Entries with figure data
########################################

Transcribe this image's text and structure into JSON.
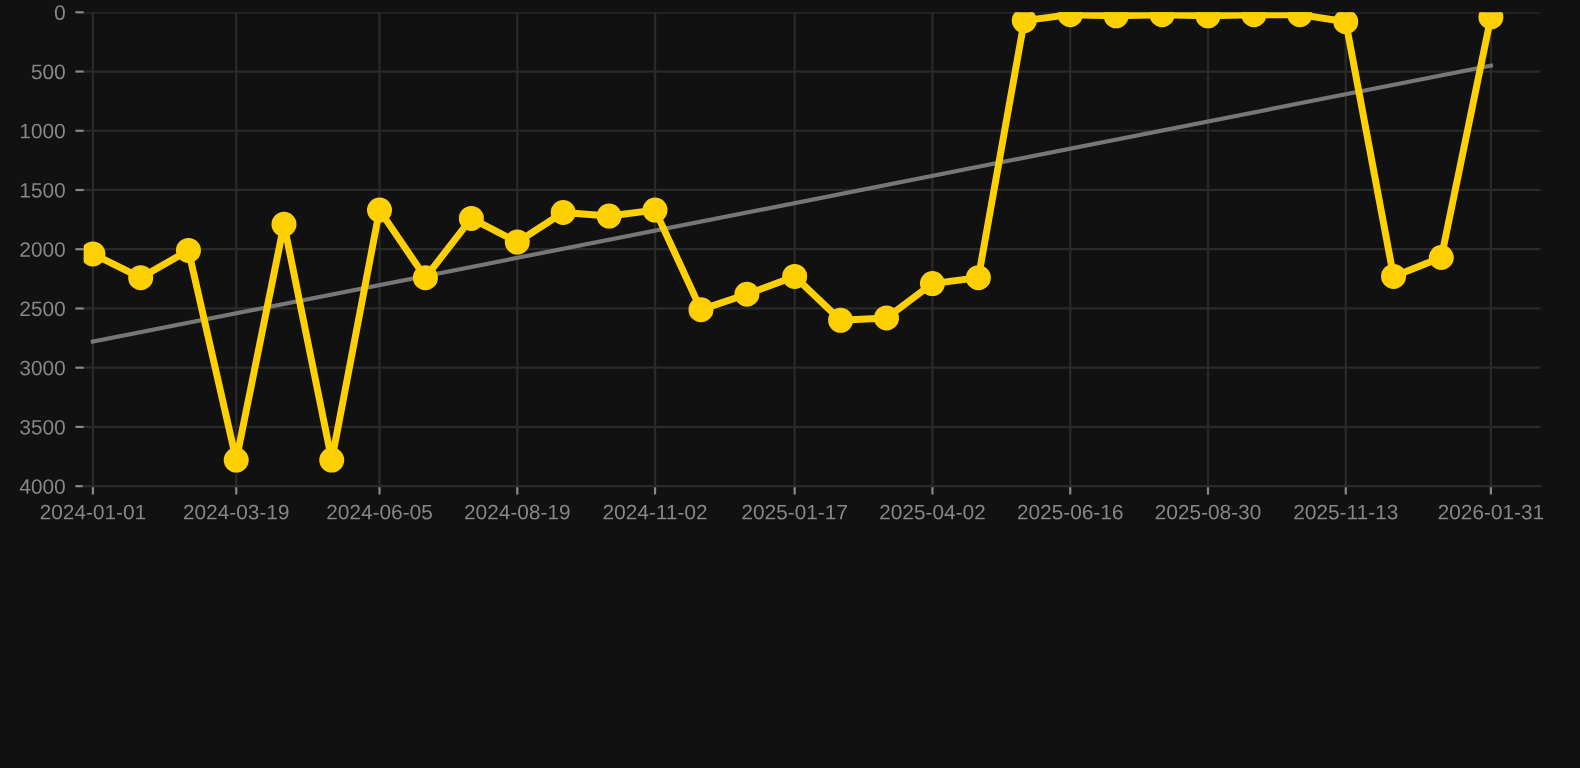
{
  "chart_data": {
    "type": "line",
    "x": [
      "2024-01-01",
      "2024-01-27",
      "2024-02-22",
      "2024-03-19",
      "2024-04-14",
      "2024-05-10",
      "2024-06-05",
      "2024-06-30",
      "2024-07-25",
      "2024-08-19",
      "2024-09-13",
      "2024-10-08",
      "2024-11-02",
      "2024-11-27",
      "2024-12-22",
      "2025-01-17",
      "2025-02-11",
      "2025-03-08",
      "2025-04-02",
      "2025-04-27",
      "2025-05-22",
      "2025-06-16",
      "2025-07-11",
      "2025-08-05",
      "2025-08-30",
      "2025-09-24",
      "2025-10-19",
      "2025-11-13",
      "2025-12-09",
      "2026-01-04",
      "2026-01-31"
    ],
    "series": [
      {
        "color": "#ffd000",
        "marker": "circle",
        "values": [
          2040,
          2240,
          2010,
          3780,
          1790,
          3780,
          1670,
          2240,
          1740,
          1940,
          1690,
          1720,
          1670,
          2510,
          2380,
          2230,
          2600,
          2580,
          2290,
          2240,
          70,
          20,
          30,
          20,
          30,
          20,
          20,
          80,
          2230,
          2070,
          40
        ]
      },
      {
        "color": "#777777",
        "marker": "none",
        "x": [
          "2024-01-01",
          "2026-01-31"
        ],
        "values": [
          2780,
          450
        ]
      }
    ],
    "ylim": [
      4000,
      0
    ],
    "yticks": [
      0,
      500,
      1000,
      1500,
      2000,
      2500,
      3000,
      3500,
      4000
    ],
    "xlim": [
      "2023-12-27",
      "2026-02-27"
    ],
    "xticks": [
      "2024-01-01",
      "2024-03-19",
      "2024-06-05",
      "2024-08-19",
      "2024-11-02",
      "2025-01-17",
      "2025-04-02",
      "2025-06-16",
      "2025-08-30",
      "2025-11-13",
      "2026-01-31"
    ],
    "grid": true,
    "line_style": "solid"
  }
}
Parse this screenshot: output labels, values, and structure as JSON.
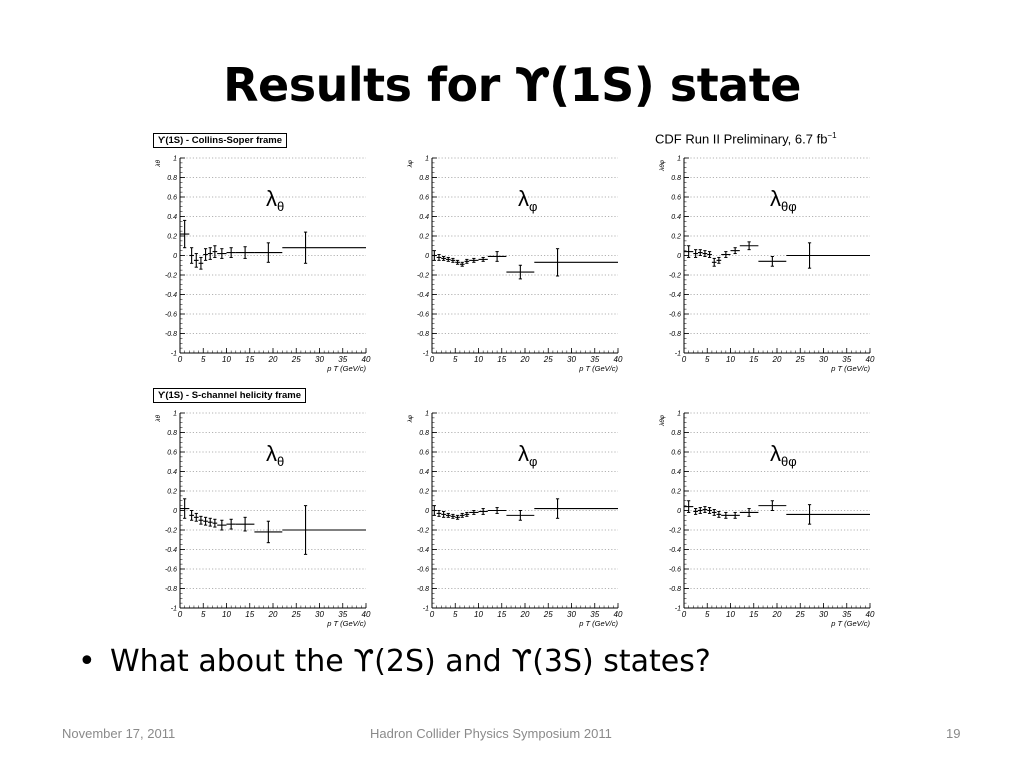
{
  "slide": {
    "title": "Results for ϒ(1S) state",
    "frame_labels": [
      "ϒ(1S) - Collins-Soper frame",
      "ϒ(1S) - S-channel helicity frame"
    ],
    "experiment_label": "CDF Run II Preliminary, 6.7 fb",
    "experiment_label_sup": "−1",
    "bullet": "What about the ϒ(2S) and ϒ(3S) states?",
    "footer": {
      "date": "November 17, 2011",
      "event": "Hadron Collider Physics Symposium  2011",
      "page": "19"
    }
  },
  "chart_data": [
    {
      "type": "scatter",
      "frame": "Collins-Soper",
      "parameter": "λθ",
      "legend_base": "λ",
      "legend_sub": "θ",
      "ylabel": "λθ",
      "xlabel": "p T (GeV/c)",
      "xlim": [
        0,
        40
      ],
      "ylim": [
        -1,
        1
      ],
      "xticks": [
        0,
        5,
        10,
        15,
        20,
        25,
        30,
        35,
        40
      ],
      "yticks": [
        -1,
        -0.8,
        -0.6,
        -0.4,
        -0.2,
        0,
        0.2,
        0.4,
        0.6,
        0.8,
        1
      ],
      "grid": "horizontal dotted",
      "points": [
        {
          "x": 1.0,
          "xlo": 0,
          "xhi": 2,
          "y": 0.22,
          "err": 0.14
        },
        {
          "x": 2.5,
          "xlo": 2,
          "xhi": 3,
          "y": 0.0,
          "err": 0.08
        },
        {
          "x": 3.5,
          "xlo": 3,
          "xhi": 4,
          "y": -0.05,
          "err": 0.07
        },
        {
          "x": 4.5,
          "xlo": 4,
          "xhi": 5,
          "y": -0.08,
          "err": 0.06
        },
        {
          "x": 5.5,
          "xlo": 5,
          "xhi": 6,
          "y": 0.01,
          "err": 0.06
        },
        {
          "x": 6.5,
          "xlo": 6,
          "xhi": 7,
          "y": 0.02,
          "err": 0.06
        },
        {
          "x": 7.5,
          "xlo": 7,
          "xhi": 8,
          "y": 0.04,
          "err": 0.06
        },
        {
          "x": 9.0,
          "xlo": 8,
          "xhi": 10,
          "y": 0.02,
          "err": 0.05
        },
        {
          "x": 11.0,
          "xlo": 10,
          "xhi": 12,
          "y": 0.03,
          "err": 0.05
        },
        {
          "x": 14.0,
          "xlo": 12,
          "xhi": 16,
          "y": 0.03,
          "err": 0.06
        },
        {
          "x": 19.0,
          "xlo": 16,
          "xhi": 22,
          "y": 0.03,
          "err": 0.1
        },
        {
          "x": 27.0,
          "xlo": 22,
          "xhi": 40,
          "y": 0.08,
          "err": 0.16
        }
      ]
    },
    {
      "type": "scatter",
      "frame": "Collins-Soper",
      "parameter": "λφ",
      "legend_base": "λ",
      "legend_sub": "φ",
      "ylabel": "λφ",
      "xlabel": "p T (GeV/c)",
      "xlim": [
        0,
        40
      ],
      "ylim": [
        -1,
        1
      ],
      "xticks": [
        0,
        5,
        10,
        15,
        20,
        25,
        30,
        35,
        40
      ],
      "yticks": [
        -1,
        -0.8,
        -0.6,
        -0.4,
        -0.2,
        0,
        0.2,
        0.4,
        0.6,
        0.8,
        1
      ],
      "grid": "horizontal dotted",
      "points": [
        {
          "x": 0.5,
          "xlo": 0,
          "xhi": 1,
          "y": 0.0,
          "err": 0.05
        },
        {
          "x": 1.5,
          "xlo": 1,
          "xhi": 2,
          "y": -0.02,
          "err": 0.03
        },
        {
          "x": 2.5,
          "xlo": 2,
          "xhi": 3,
          "y": -0.03,
          "err": 0.02
        },
        {
          "x": 3.5,
          "xlo": 3,
          "xhi": 4,
          "y": -0.04,
          "err": 0.02
        },
        {
          "x": 4.5,
          "xlo": 4,
          "xhi": 5,
          "y": -0.05,
          "err": 0.02
        },
        {
          "x": 5.5,
          "xlo": 5,
          "xhi": 6,
          "y": -0.07,
          "err": 0.02
        },
        {
          "x": 6.5,
          "xlo": 6,
          "xhi": 7,
          "y": -0.09,
          "err": 0.02
        },
        {
          "x": 7.5,
          "xlo": 7,
          "xhi": 8,
          "y": -0.06,
          "err": 0.02
        },
        {
          "x": 9.0,
          "xlo": 8,
          "xhi": 10,
          "y": -0.05,
          "err": 0.02
        },
        {
          "x": 11.0,
          "xlo": 10,
          "xhi": 12,
          "y": -0.04,
          "err": 0.02
        },
        {
          "x": 14.0,
          "xlo": 12,
          "xhi": 16,
          "y": -0.01,
          "err": 0.05
        },
        {
          "x": 19.0,
          "xlo": 16,
          "xhi": 22,
          "y": -0.17,
          "err": 0.07
        },
        {
          "x": 27.0,
          "xlo": 22,
          "xhi": 40,
          "y": -0.07,
          "err": 0.14
        }
      ]
    },
    {
      "type": "scatter",
      "frame": "Collins-Soper",
      "parameter": "λθφ",
      "legend_base": "λ",
      "legend_sub": "θφ",
      "ylabel": "λθφ",
      "xlabel": "p T (GeV/c)",
      "xlim": [
        0,
        40
      ],
      "ylim": [
        -1,
        1
      ],
      "xticks": [
        0,
        5,
        10,
        15,
        20,
        25,
        30,
        35,
        40
      ],
      "yticks": [
        -1,
        -0.8,
        -0.6,
        -0.4,
        -0.2,
        0,
        0.2,
        0.4,
        0.6,
        0.8,
        1
      ],
      "grid": "horizontal dotted",
      "points": [
        {
          "x": 1.0,
          "xlo": 0,
          "xhi": 2,
          "y": 0.04,
          "err": 0.06
        },
        {
          "x": 2.5,
          "xlo": 2,
          "xhi": 3,
          "y": 0.02,
          "err": 0.04
        },
        {
          "x": 3.5,
          "xlo": 3,
          "xhi": 4,
          "y": 0.03,
          "err": 0.03
        },
        {
          "x": 4.5,
          "xlo": 4,
          "xhi": 5,
          "y": 0.02,
          "err": 0.03
        },
        {
          "x": 5.5,
          "xlo": 5,
          "xhi": 6,
          "y": 0.01,
          "err": 0.03
        },
        {
          "x": 6.5,
          "xlo": 6,
          "xhi": 7,
          "y": -0.07,
          "err": 0.04
        },
        {
          "x": 7.5,
          "xlo": 7,
          "xhi": 8,
          "y": -0.05,
          "err": 0.03
        },
        {
          "x": 9.0,
          "xlo": 8,
          "xhi": 10,
          "y": 0.01,
          "err": 0.03
        },
        {
          "x": 11.0,
          "xlo": 10,
          "xhi": 12,
          "y": 0.05,
          "err": 0.03
        },
        {
          "x": 14.0,
          "xlo": 12,
          "xhi": 16,
          "y": 0.1,
          "err": 0.04
        },
        {
          "x": 19.0,
          "xlo": 16,
          "xhi": 22,
          "y": -0.06,
          "err": 0.05
        },
        {
          "x": 27.0,
          "xlo": 22,
          "xhi": 40,
          "y": 0.0,
          "err": 0.13
        }
      ]
    },
    {
      "type": "scatter",
      "frame": "S-channel helicity",
      "parameter": "λθ",
      "legend_base": "λ",
      "legend_sub": "θ",
      "ylabel": "λθ",
      "xlabel": "p T (GeV/c)",
      "xlim": [
        0,
        40
      ],
      "ylim": [
        -1,
        1
      ],
      "xticks": [
        0,
        5,
        10,
        15,
        20,
        25,
        30,
        35,
        40
      ],
      "yticks": [
        -1,
        -0.8,
        -0.6,
        -0.4,
        -0.2,
        0,
        0.2,
        0.4,
        0.6,
        0.8,
        1
      ],
      "grid": "horizontal dotted",
      "points": [
        {
          "x": 1.0,
          "xlo": 0,
          "xhi": 2,
          "y": 0.02,
          "err": 0.1
        },
        {
          "x": 2.5,
          "xlo": 2,
          "xhi": 3,
          "y": -0.05,
          "err": 0.05
        },
        {
          "x": 3.5,
          "xlo": 3,
          "xhi": 4,
          "y": -0.07,
          "err": 0.04
        },
        {
          "x": 4.5,
          "xlo": 4,
          "xhi": 5,
          "y": -0.1,
          "err": 0.04
        },
        {
          "x": 5.5,
          "xlo": 5,
          "xhi": 6,
          "y": -0.11,
          "err": 0.04
        },
        {
          "x": 6.5,
          "xlo": 6,
          "xhi": 7,
          "y": -0.12,
          "err": 0.04
        },
        {
          "x": 7.5,
          "xlo": 7,
          "xhi": 8,
          "y": -0.13,
          "err": 0.04
        },
        {
          "x": 9.0,
          "xlo": 8,
          "xhi": 10,
          "y": -0.15,
          "err": 0.05
        },
        {
          "x": 11.0,
          "xlo": 10,
          "xhi": 12,
          "y": -0.14,
          "err": 0.05
        },
        {
          "x": 14.0,
          "xlo": 12,
          "xhi": 16,
          "y": -0.14,
          "err": 0.07
        },
        {
          "x": 19.0,
          "xlo": 16,
          "xhi": 22,
          "y": -0.22,
          "err": 0.11
        },
        {
          "x": 27.0,
          "xlo": 22,
          "xhi": 40,
          "y": -0.2,
          "err": 0.25
        }
      ]
    },
    {
      "type": "scatter",
      "frame": "S-channel helicity",
      "parameter": "λφ",
      "legend_base": "λ",
      "legend_sub": "φ",
      "ylabel": "λφ",
      "xlabel": "p T (GeV/c)",
      "xlim": [
        0,
        40
      ],
      "ylim": [
        -1,
        1
      ],
      "xticks": [
        0,
        5,
        10,
        15,
        20,
        25,
        30,
        35,
        40
      ],
      "yticks": [
        -1,
        -0.8,
        -0.6,
        -0.4,
        -0.2,
        0,
        0.2,
        0.4,
        0.6,
        0.8,
        1
      ],
      "grid": "horizontal dotted",
      "points": [
        {
          "x": 0.5,
          "xlo": 0,
          "xhi": 1,
          "y": 0.0,
          "err": 0.05
        },
        {
          "x": 1.5,
          "xlo": 1,
          "xhi": 2,
          "y": -0.03,
          "err": 0.03
        },
        {
          "x": 2.5,
          "xlo": 2,
          "xhi": 3,
          "y": -0.04,
          "err": 0.03
        },
        {
          "x": 3.5,
          "xlo": 3,
          "xhi": 4,
          "y": -0.05,
          "err": 0.02
        },
        {
          "x": 4.5,
          "xlo": 4,
          "xhi": 5,
          "y": -0.06,
          "err": 0.02
        },
        {
          "x": 5.5,
          "xlo": 5,
          "xhi": 6,
          "y": -0.07,
          "err": 0.02
        },
        {
          "x": 6.5,
          "xlo": 6,
          "xhi": 7,
          "y": -0.05,
          "err": 0.02
        },
        {
          "x": 7.5,
          "xlo": 7,
          "xhi": 8,
          "y": -0.04,
          "err": 0.02
        },
        {
          "x": 9.0,
          "xlo": 8,
          "xhi": 10,
          "y": -0.02,
          "err": 0.02
        },
        {
          "x": 11.0,
          "xlo": 10,
          "xhi": 12,
          "y": -0.01,
          "err": 0.03
        },
        {
          "x": 14.0,
          "xlo": 12,
          "xhi": 16,
          "y": 0.0,
          "err": 0.03
        },
        {
          "x": 19.0,
          "xlo": 16,
          "xhi": 22,
          "y": -0.05,
          "err": 0.05
        },
        {
          "x": 27.0,
          "xlo": 22,
          "xhi": 40,
          "y": 0.02,
          "err": 0.1
        }
      ]
    },
    {
      "type": "scatter",
      "frame": "S-channel helicity",
      "parameter": "λθφ",
      "legend_base": "λ",
      "legend_sub": "θφ",
      "ylabel": "λθφ",
      "xlabel": "p T (GeV/c)",
      "xlim": [
        0,
        40
      ],
      "ylim": [
        -1,
        1
      ],
      "xticks": [
        0,
        5,
        10,
        15,
        20,
        25,
        30,
        35,
        40
      ],
      "yticks": [
        -1,
        -0.8,
        -0.6,
        -0.4,
        -0.2,
        0,
        0.2,
        0.4,
        0.6,
        0.8,
        1
      ],
      "grid": "horizontal dotted",
      "points": [
        {
          "x": 1.0,
          "xlo": 0,
          "xhi": 2,
          "y": 0.04,
          "err": 0.06
        },
        {
          "x": 2.5,
          "xlo": 2,
          "xhi": 3,
          "y": -0.01,
          "err": 0.03
        },
        {
          "x": 3.5,
          "xlo": 3,
          "xhi": 4,
          "y": 0.0,
          "err": 0.03
        },
        {
          "x": 4.5,
          "xlo": 4,
          "xhi": 5,
          "y": 0.01,
          "err": 0.03
        },
        {
          "x": 5.5,
          "xlo": 5,
          "xhi": 6,
          "y": 0.0,
          "err": 0.03
        },
        {
          "x": 6.5,
          "xlo": 6,
          "xhi": 7,
          "y": -0.02,
          "err": 0.03
        },
        {
          "x": 7.5,
          "xlo": 7,
          "xhi": 8,
          "y": -0.04,
          "err": 0.03
        },
        {
          "x": 9.0,
          "xlo": 8,
          "xhi": 10,
          "y": -0.05,
          "err": 0.03
        },
        {
          "x": 11.0,
          "xlo": 10,
          "xhi": 12,
          "y": -0.05,
          "err": 0.03
        },
        {
          "x": 14.0,
          "xlo": 12,
          "xhi": 16,
          "y": -0.02,
          "err": 0.04
        },
        {
          "x": 19.0,
          "xlo": 16,
          "xhi": 22,
          "y": 0.05,
          "err": 0.05
        },
        {
          "x": 27.0,
          "xlo": 22,
          "xhi": 40,
          "y": -0.04,
          "err": 0.1
        }
      ]
    }
  ]
}
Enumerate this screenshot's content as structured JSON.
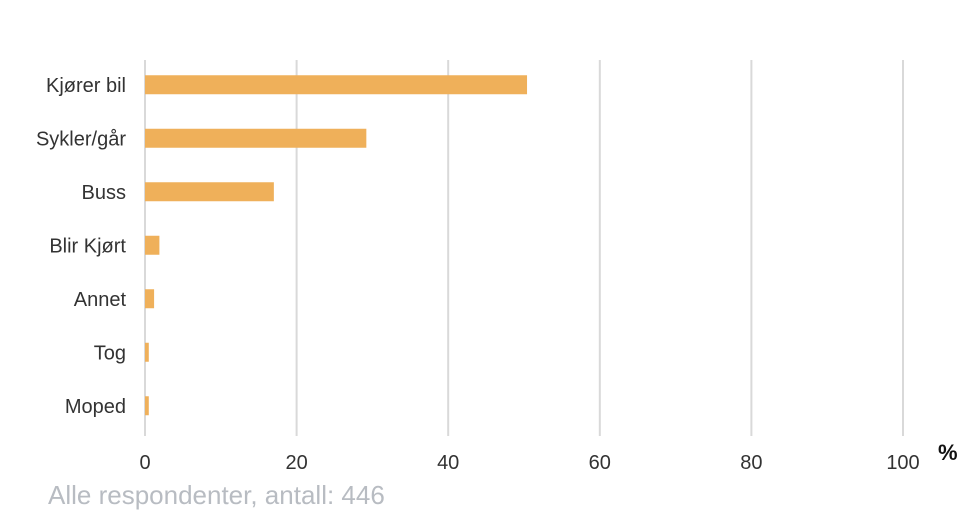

########################################

Short exercise: Wherever the word "this" occurs in a line of the listing, copy that line.

Answer to the problem:
Transcribe this image's text and structure into JSON.
Parse this screenshot: output labels, values, and structure as JSON.
Enumerate this screenshot's content as structured JSON.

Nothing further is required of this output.